## Short problem
Change each "sidebar-item-label" in the entries below to "nav-label" and reproduce them otherwise unchanged, leaving out the picture.

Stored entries

● ● ●

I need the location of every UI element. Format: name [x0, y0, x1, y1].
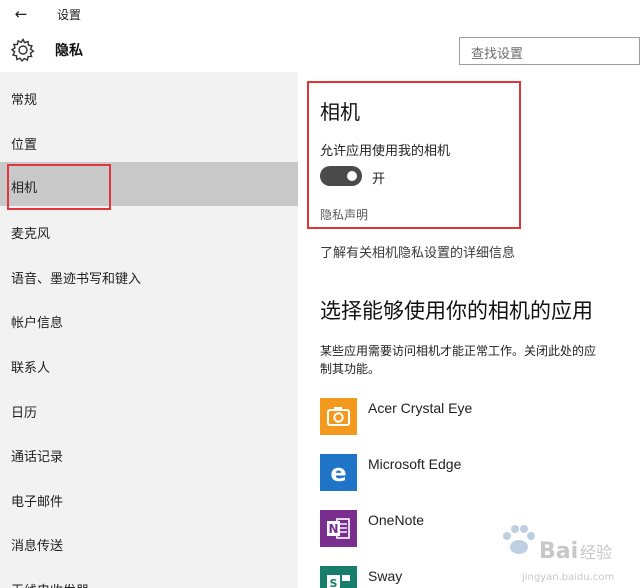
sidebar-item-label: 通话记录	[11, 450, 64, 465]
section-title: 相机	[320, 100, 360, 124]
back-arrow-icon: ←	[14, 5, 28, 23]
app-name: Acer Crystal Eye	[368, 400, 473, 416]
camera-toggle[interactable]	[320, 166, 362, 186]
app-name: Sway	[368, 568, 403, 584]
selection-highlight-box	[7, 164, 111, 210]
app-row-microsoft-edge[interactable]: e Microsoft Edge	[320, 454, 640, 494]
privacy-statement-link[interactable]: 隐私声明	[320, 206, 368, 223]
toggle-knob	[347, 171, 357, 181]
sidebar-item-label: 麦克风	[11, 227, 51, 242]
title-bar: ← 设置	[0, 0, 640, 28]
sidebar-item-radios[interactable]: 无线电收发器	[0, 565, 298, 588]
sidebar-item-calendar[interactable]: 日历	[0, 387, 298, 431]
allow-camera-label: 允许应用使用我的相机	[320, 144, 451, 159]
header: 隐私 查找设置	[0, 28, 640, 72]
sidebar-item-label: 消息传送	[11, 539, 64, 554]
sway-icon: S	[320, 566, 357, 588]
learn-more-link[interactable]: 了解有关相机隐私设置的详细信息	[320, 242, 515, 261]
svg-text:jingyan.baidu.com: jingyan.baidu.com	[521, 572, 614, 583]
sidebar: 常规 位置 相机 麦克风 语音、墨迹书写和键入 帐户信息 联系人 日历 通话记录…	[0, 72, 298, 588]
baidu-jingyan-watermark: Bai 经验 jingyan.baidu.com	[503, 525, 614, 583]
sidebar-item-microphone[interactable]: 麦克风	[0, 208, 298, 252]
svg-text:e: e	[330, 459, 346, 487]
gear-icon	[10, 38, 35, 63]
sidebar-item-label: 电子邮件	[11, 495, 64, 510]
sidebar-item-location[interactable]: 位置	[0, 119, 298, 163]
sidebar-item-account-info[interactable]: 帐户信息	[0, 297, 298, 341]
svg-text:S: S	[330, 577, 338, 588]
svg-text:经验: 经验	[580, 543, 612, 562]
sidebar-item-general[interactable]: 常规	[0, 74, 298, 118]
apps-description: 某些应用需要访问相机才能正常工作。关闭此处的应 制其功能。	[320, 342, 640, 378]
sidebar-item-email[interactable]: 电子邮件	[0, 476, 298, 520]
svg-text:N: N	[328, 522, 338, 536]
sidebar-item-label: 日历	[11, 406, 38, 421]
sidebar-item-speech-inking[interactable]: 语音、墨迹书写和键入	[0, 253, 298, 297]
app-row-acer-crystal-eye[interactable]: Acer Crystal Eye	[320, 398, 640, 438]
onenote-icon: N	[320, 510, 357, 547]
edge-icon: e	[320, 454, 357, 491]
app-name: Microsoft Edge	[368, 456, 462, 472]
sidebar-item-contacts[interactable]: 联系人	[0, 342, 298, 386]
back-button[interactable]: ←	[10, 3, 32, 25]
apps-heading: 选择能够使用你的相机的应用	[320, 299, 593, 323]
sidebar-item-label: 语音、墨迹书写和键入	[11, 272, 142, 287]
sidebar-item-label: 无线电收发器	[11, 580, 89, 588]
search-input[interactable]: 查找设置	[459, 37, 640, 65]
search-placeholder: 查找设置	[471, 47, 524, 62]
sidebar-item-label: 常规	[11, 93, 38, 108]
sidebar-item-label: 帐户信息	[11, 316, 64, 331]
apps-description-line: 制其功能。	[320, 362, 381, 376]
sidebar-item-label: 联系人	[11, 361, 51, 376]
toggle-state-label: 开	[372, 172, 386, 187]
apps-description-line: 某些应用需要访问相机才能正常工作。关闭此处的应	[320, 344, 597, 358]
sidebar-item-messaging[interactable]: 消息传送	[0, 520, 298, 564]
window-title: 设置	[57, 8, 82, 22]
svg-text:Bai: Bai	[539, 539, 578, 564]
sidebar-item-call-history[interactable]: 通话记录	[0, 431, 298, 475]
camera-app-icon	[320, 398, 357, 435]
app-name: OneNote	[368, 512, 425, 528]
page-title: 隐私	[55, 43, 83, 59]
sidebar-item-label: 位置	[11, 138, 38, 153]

● ● ●

## Response to the exercise
I need the location of every UI element. Format: name [x0, y0, x1, y1].
nav-label: 通话记录	[11, 450, 64, 465]
section-title: 相机	[320, 100, 360, 124]
back-arrow-icon: ←	[14, 5, 28, 23]
app-name: Acer Crystal Eye	[368, 400, 473, 416]
camera-toggle[interactable]	[320, 166, 362, 186]
app-name: Sway	[368, 568, 403, 584]
selection-highlight-box	[7, 164, 111, 210]
app-row-microsoft-edge[interactable]: e Microsoft Edge	[320, 454, 640, 494]
privacy-statement-link[interactable]: 隐私声明	[320, 206, 368, 223]
toggle-knob	[347, 171, 357, 181]
nav-label: 麦克风	[11, 227, 51, 242]
title-bar: ← 设置	[0, 0, 640, 28]
sidebar-item-radios[interactable]: 无线电收发器	[0, 565, 298, 588]
sidebar-item-calendar[interactable]: 日历	[0, 387, 298, 431]
allow-camera-label: 允许应用使用我的相机	[320, 144, 451, 159]
header: 隐私 查找设置	[0, 28, 640, 72]
nav-label: 消息传送	[11, 539, 64, 554]
sway-icon: S	[320, 566, 357, 588]
learn-more-link[interactable]: 了解有关相机隐私设置的详细信息	[320, 242, 515, 261]
svg-text:jingyan.baidu.com: jingyan.baidu.com	[521, 572, 614, 583]
sidebar: 常规 位置 相机 麦克风 语音、墨迹书写和键入 帐户信息 联系人 日历 通话记录…	[0, 72, 298, 588]
baidu-jingyan-watermark: Bai 经验 jingyan.baidu.com	[503, 525, 614, 583]
sidebar-item-microphone[interactable]: 麦克风	[0, 208, 298, 252]
svg-text:e: e	[330, 459, 346, 487]
gear-icon	[10, 38, 35, 63]
nav-label: 电子邮件	[11, 495, 64, 510]
sidebar-item-location[interactable]: 位置	[0, 119, 298, 163]
sidebar-item-account-info[interactable]: 帐户信息	[0, 297, 298, 341]
svg-text:S: S	[330, 577, 338, 588]
svg-text:经验: 经验	[580, 543, 612, 562]
sidebar-item-general[interactable]: 常规	[0, 74, 298, 118]
apps-description: 某些应用需要访问相机才能正常工作。关闭此处的应 制其功能。	[320, 342, 640, 378]
sidebar-item-email[interactable]: 电子邮件	[0, 476, 298, 520]
svg-text:N: N	[328, 522, 338, 536]
nav-label: 日历	[11, 406, 38, 421]
sidebar-item-speech-inking[interactable]: 语音、墨迹书写和键入	[0, 253, 298, 297]
app-row-acer-crystal-eye[interactable]: Acer Crystal Eye	[320, 398, 640, 438]
onenote-icon: N	[320, 510, 357, 547]
edge-icon: e	[320, 454, 357, 491]
app-name: Microsoft Edge	[368, 456, 462, 472]
sidebar-item-contacts[interactable]: 联系人	[0, 342, 298, 386]
back-button[interactable]: ←	[10, 3, 32, 25]
apps-heading: 选择能够使用你的相机的应用	[320, 299, 593, 323]
nav-label: 语音、墨迹书写和键入	[11, 272, 142, 287]
nav-label: 无线电收发器	[11, 580, 89, 588]
search-input[interactable]: 查找设置	[459, 37, 640, 65]
search-placeholder: 查找设置	[471, 47, 524, 62]
nav-label: 常规	[11, 93, 38, 108]
nav-label: 帐户信息	[11, 316, 64, 331]
apps-description-line: 制其功能。	[320, 362, 381, 376]
nav-label: 联系人	[11, 361, 51, 376]
toggle-state-label: 开	[372, 172, 386, 187]
apps-description-line: 某些应用需要访问相机才能正常工作。关闭此处的应	[320, 344, 597, 358]
sidebar-item-messaging[interactable]: 消息传送	[0, 520, 298, 564]
window-title: 设置	[57, 8, 82, 22]
svg-text:Bai: Bai	[539, 539, 578, 564]
sidebar-item-call-history[interactable]: 通话记录	[0, 431, 298, 475]
camera-app-icon	[320, 398, 357, 435]
app-name: OneNote	[368, 512, 425, 528]
page-title: 隐私	[55, 43, 83, 59]
nav-label: 位置	[11, 138, 38, 153]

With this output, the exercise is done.